* **PROBLEM DETAILS**
How many lines in the records below hold the string "over"? Please answer with the number and nothing more.

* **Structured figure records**
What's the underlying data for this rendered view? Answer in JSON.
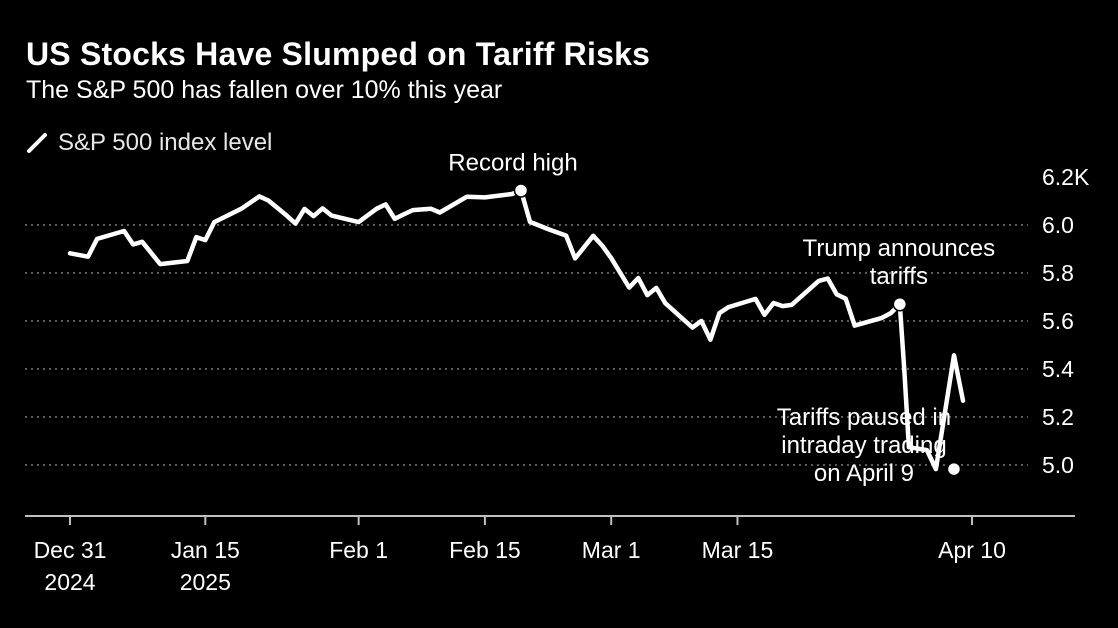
{
  "colors": {
    "background": "#000000",
    "line": "#ffffff",
    "grid": "#7a7a7a",
    "text": "#ffffff"
  },
  "header": {
    "title": "US Stocks Have Slumped on Tariff Risks",
    "subtitle": "The S&P 500 has fallen over 10% this year"
  },
  "legend": {
    "label": "S&P 500 index level",
    "icon": "line-icon"
  },
  "chart_data": {
    "type": "line",
    "title": "US Stocks Have Slumped on Tariff Risks",
    "subtitle": "The S&P 500 has fallen over 10% this year",
    "xlabel": "",
    "ylabel": "S&P 500 index level",
    "ylim": [
      4.8,
      6.2
    ],
    "y_unit": "thousands",
    "y_ticks": [
      {
        "value": 6.2,
        "label": "6.2K"
      },
      {
        "value": 6.0,
        "label": "6.0"
      },
      {
        "value": 5.8,
        "label": "5.8"
      },
      {
        "value": 5.6,
        "label": "5.6"
      },
      {
        "value": 5.4,
        "label": "5.4"
      },
      {
        "value": 5.2,
        "label": "5.2"
      },
      {
        "value": 5.0,
        "label": "5.0"
      }
    ],
    "x_ticks": [
      {
        "day": 0,
        "label": [
          "Dec 31",
          "2024"
        ]
      },
      {
        "day": 15,
        "label": [
          "Jan 15",
          "2025"
        ]
      },
      {
        "day": 32,
        "label": [
          "Feb 1"
        ]
      },
      {
        "day": 46,
        "label": [
          "Feb 15"
        ]
      },
      {
        "day": 60,
        "label": [
          "Mar 1"
        ]
      },
      {
        "day": 74,
        "label": [
          "Mar 15"
        ]
      },
      {
        "day": 100,
        "label": [
          "Apr 10"
        ]
      }
    ],
    "grid": true,
    "series": [
      {
        "name": "S&P 500 index level",
        "x": [
          0,
          2,
          3,
          6,
          7,
          8,
          10,
          13,
          14,
          15,
          16,
          19,
          21,
          22,
          24,
          25,
          26,
          27,
          28,
          29,
          32,
          34,
          35,
          36,
          37,
          38,
          40,
          41,
          44,
          46,
          49,
          50,
          51,
          53,
          55,
          56,
          58,
          59,
          60,
          62,
          63,
          64,
          65,
          66,
          69,
          70,
          71,
          72,
          73,
          76,
          77,
          78,
          79,
          80,
          83,
          84,
          85,
          86,
          87,
          90,
          91,
          92,
          92.5,
          93,
          95,
          96,
          98,
          99
        ],
        "values": [
          5.882,
          5.868,
          5.942,
          5.975,
          5.919,
          5.93,
          5.837,
          5.85,
          5.949,
          5.937,
          6.012,
          6.068,
          6.119,
          6.102,
          6.04,
          6.006,
          6.067,
          6.037,
          6.069,
          6.039,
          6.012,
          6.068,
          6.086,
          6.026,
          6.044,
          6.062,
          6.068,
          6.052,
          6.118,
          6.115,
          6.129,
          6.144,
          6.013,
          5.983,
          5.956,
          5.861,
          5.955,
          5.914,
          5.862,
          5.739,
          5.779,
          5.708,
          5.738,
          5.674,
          5.573,
          5.6,
          5.522,
          5.633,
          5.658,
          5.692,
          5.626,
          5.675,
          5.662,
          5.667,
          5.767,
          5.777,
          5.711,
          5.693,
          5.581,
          5.613,
          5.633,
          5.67,
          5.396,
          5.074,
          5.062,
          4.983,
          5.457,
          5.268
        ]
      }
    ],
    "annotations": [
      {
        "text": [
          "Record high"
        ],
        "x": 50,
        "y": 6.144,
        "label_side": "above"
      },
      {
        "text": [
          "Trump announces",
          "tariffs"
        ],
        "x": 92,
        "y": 5.67,
        "label_side": "above"
      },
      {
        "text": [
          "Tariffs paused in",
          "intraday trading",
          "on April 9"
        ],
        "x": 98,
        "y": 4.983,
        "label_side": "left"
      }
    ]
  }
}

* **REPLY**
2